Exercise directions
Print the full listing exactly.

* * *

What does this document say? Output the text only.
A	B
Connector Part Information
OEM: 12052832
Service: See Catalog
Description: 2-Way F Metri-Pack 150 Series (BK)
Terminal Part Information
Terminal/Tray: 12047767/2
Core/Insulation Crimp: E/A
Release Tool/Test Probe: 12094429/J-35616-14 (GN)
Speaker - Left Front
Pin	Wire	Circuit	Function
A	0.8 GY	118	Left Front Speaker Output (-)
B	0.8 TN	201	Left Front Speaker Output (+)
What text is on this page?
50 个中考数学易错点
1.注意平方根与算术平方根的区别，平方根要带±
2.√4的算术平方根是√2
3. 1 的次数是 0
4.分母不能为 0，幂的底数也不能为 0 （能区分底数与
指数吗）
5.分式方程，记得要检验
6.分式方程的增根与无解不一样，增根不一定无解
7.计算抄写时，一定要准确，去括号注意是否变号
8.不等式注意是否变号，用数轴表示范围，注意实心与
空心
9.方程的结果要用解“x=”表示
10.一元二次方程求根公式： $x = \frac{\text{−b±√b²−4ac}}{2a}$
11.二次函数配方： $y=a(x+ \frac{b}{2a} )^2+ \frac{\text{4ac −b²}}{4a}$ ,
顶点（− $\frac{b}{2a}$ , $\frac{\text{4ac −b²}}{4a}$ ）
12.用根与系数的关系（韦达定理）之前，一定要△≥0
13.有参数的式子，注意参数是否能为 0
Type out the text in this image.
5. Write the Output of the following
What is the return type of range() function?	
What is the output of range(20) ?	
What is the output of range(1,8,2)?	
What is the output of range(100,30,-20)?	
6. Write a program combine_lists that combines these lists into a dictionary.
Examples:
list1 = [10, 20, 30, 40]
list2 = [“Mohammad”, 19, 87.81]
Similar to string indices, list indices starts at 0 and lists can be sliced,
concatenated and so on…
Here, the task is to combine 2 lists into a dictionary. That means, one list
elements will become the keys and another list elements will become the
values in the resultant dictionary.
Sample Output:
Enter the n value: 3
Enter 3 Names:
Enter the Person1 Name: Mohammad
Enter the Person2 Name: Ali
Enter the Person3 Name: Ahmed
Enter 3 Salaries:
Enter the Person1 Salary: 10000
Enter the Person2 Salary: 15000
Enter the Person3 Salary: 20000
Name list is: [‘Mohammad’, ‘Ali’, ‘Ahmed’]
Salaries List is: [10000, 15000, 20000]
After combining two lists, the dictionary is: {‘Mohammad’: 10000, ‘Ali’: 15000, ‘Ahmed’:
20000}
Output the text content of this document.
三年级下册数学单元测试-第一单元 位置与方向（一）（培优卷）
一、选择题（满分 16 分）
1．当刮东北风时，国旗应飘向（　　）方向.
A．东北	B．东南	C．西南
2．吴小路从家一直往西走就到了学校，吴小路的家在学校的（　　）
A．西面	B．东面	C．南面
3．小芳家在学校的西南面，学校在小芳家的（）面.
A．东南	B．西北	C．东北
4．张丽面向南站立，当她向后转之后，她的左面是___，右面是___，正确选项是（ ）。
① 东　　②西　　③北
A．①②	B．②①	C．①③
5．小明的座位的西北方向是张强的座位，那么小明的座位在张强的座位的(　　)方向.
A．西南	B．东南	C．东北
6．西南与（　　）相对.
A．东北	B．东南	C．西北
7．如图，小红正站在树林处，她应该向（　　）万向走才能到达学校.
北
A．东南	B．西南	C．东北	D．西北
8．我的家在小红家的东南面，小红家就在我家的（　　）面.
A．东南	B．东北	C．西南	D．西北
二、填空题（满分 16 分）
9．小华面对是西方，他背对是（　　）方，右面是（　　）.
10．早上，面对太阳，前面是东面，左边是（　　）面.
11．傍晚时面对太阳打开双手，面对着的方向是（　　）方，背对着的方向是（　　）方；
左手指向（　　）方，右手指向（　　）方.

* * *

Result
What does this document say? Output the text only.
A	B
Connector Part Information
OEM: 12052832
Service: See Catalog
Description: 2-Way F Metri-Pack 150 Series (BK)
Terminal Part Information
Terminal/Tray: 12047767/2
Core/Insulation Crimp: E/A
Release Tool/Test Probe: 12094429/J-35616-14 (GN)
Speaker - Left Front
Pin	Wire	Circuit	Function
A	0.8 GY	118	Left Front Speaker Output (-)
B	0.8 TN	201	Left Front Speaker Output (+)
What text is on this page?
50 个中考数学易错点
1.注意平方根与算术平方根的区别，平方根要带±
2.√4的算术平方根是√2
3. 1 的次数是 0
4.分母不能为 0，幂的底数也不能为 0 （能区分底数与
指数吗）
5.分式方程，记得要检验
6.分式方程的增根与无解不一样，增根不一定无解
7.计算抄写时，一定要准确，去括号注意是否变号
8.不等式注意是否变号，用数轴表示范围，注意实心与
空心
9.方程的结果要用解“x=”表示
10.一元二次方程求根公式： $x = \frac{\text{−b±√b²−4ac}}{2a}$
11.二次函数配方： $y=a(x+ \frac{b}{2a} )^2+ \frac{\text{4ac −b²}}{4a}$ ,
顶点（− $\frac{b}{2a}$ , $\frac{\text{4ac −b²}}{4a}$ ）
12.用根与系数的关系（韦达定理）之前，一定要△≥0
13.有参数的式子，注意参数是否能为 0
Type out the text in this image.
5. Write the Output of the following
What is the return type of range() function?	
What is the output of range(20) ?	
What is the output of range(1,8,2)?	
What is the output of range(100,30,-20)?	
6. Write a program combine_lists that combines these lists into a dictionary.
Examples:
list1 = [10, 20, 30, 40]
list2 = [“Mohammad”, 19, 87.81]
Similar to string indices, list indices starts at 0 and lists can be sliced,
concatenated and so on…
Here, the task is to combine 2 lists into a dictionary. That means, one list
elements will become the keys and another list elements will become the
values in the resultant dictionary.
Sample Output:
Enter the n value: 3
Enter 3 Names:
Enter the Person1 Name: Mohammad
Enter the Person2 Name: Ali
Enter the Person3 Name: Ahmed
Enter 3 Salaries:
Enter the Person1 Salary: 10000
Enter the Person2 Salary: 15000
Enter the Person3 Salary: 20000
Name list is: [‘Mohammad’, ‘Ali’, ‘Ahmed’]
Salaries List is: [10000, 15000, 20000]
After combining two lists, the dictionary is: {‘Mohammad’: 10000, ‘Ali’: 15000, ‘Ahmed’:
20000}
Output the text content of this document.
三年级下册数学单元测试-第一单元 位置与方向（一）（培优卷）
一、选择题（满分 16 分）
1．当刮东北风时，国旗应飘向（　　）方向.
A．东北	B．东南	C．西南
2．吴小路从家一直往西走就到了学校，吴小路的家在学校的（　　）
A．西面	B．东面	C．南面
3．小芳家在学校的西南面，学校在小芳家的（）面.
A．东南	B．西北	C．东北
4．张丽面向南站立，当她向后转之后，她的左面是___，右面是___，正确选项是（ ）。
① 东　　②西　　③北
A．①②	B．②①	C．①③
5．小明的座位的西北方向是张强的座位，那么小明的座位在张强的座位的(　　)方向.
A．西南	B．东南	C．东北
6．西南与（　　）相对.
A．东北	B．东南	C．西北
7．如图，小红正站在树林处，她应该向（　　）万向走才能到达学校.
北
A．东南	B．西南	C．东北	D．西北
8．我的家在小红家的东南面，小红家就在我家的（　　）面.
A．东南	B．东北	C．西南	D．西北
二、填空题（满分 16 分）
9．小华面对是西方，他背对是（　　）方，右面是（　　）.
10．早上，面对太阳，前面是东面，左边是（　　）面.
11．傍晚时面对太阳打开双手，面对着的方向是（　　）方，背对着的方向是（　　）方；
左手指向（　　）方，右手指向（　　）方.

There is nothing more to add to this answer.